** begin **

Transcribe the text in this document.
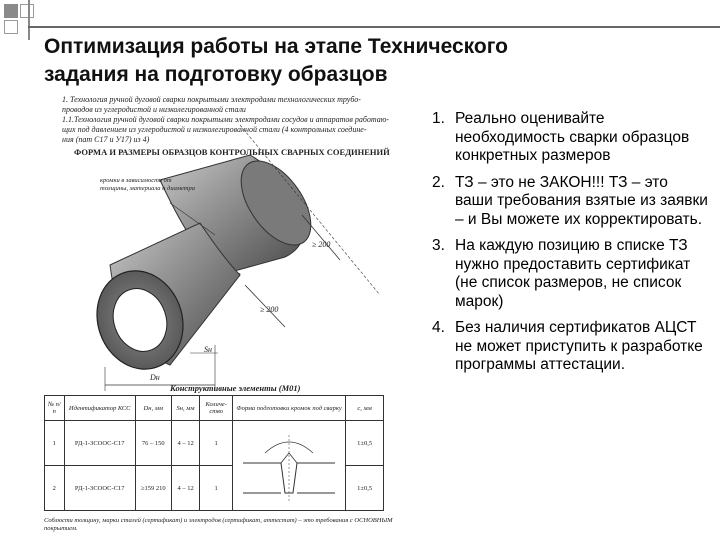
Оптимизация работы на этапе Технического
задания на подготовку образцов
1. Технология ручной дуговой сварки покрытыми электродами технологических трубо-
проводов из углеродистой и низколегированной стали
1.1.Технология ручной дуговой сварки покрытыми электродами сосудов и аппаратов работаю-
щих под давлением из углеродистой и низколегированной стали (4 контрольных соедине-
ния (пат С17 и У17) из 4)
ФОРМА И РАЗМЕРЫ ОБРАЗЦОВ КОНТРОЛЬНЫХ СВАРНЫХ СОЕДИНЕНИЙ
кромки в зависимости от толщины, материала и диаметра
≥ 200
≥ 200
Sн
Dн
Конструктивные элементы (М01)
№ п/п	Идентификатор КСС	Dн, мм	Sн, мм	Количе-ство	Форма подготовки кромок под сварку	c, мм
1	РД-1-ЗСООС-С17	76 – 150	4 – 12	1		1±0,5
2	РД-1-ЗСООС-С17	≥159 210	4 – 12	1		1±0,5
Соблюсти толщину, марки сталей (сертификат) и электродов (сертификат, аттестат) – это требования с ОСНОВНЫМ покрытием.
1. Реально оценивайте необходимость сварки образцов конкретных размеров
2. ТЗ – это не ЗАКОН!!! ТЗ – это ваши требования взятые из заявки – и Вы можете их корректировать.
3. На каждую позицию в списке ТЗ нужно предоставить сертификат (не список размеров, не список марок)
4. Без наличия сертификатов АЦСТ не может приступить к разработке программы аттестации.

** end **

* **Exercise objective**
Repeat each entry exactly as given; no pictures belong in the copy.

* **The response**
Transcribe the text in this document.
Оптимизация работы на этапе Технического
задания на подготовку образцов
1. Технология ручной дуговой сварки покрытыми электродами технологических трубо-
проводов из углеродистой и низколегированной стали
1.1.Технология ручной дуговой сварки покрытыми электродами сосудов и аппаратов работаю-
щих под давлением из углеродистой и низколегированной стали (4 контрольных соедине-
ния (пат С17 и У17) из 4)
ФОРМА И РАЗМЕРЫ ОБРАЗЦОВ КОНТРОЛЬНЫХ СВАРНЫХ СОЕДИНЕНИЙ
кромки в зависимости от толщины, материала и диаметра
≥ 200
≥ 200
Sн
Dн
Конструктивные элементы (М01)
№ п/п	Идентификатор КСС	Dн, мм	Sн, мм	Количе-ство	Форма подготовки кромок под сварку	c, мм
1	РД-1-ЗСООС-С17	76 – 150	4 – 12	1		1±0,5
2	РД-1-ЗСООС-С17	≥159 210	4 – 12	1		1±0,5
Соблюсти толщину, марки сталей (сертификат) и электродов (сертификат, аттестат) – это требования с ОСНОВНЫМ покрытием.
1. Реально оценивайте необходимость сварки образцов конкретных размеров
2. ТЗ – это не ЗАКОН!!! ТЗ – это ваши требования взятые из заявки – и Вы можете их корректировать.
3. На каждую позицию в списке ТЗ нужно предоставить сертификат (не список размеров, не список марок)
4. Без наличия сертификатов АЦСТ не может приступить к разработке программы аттестации.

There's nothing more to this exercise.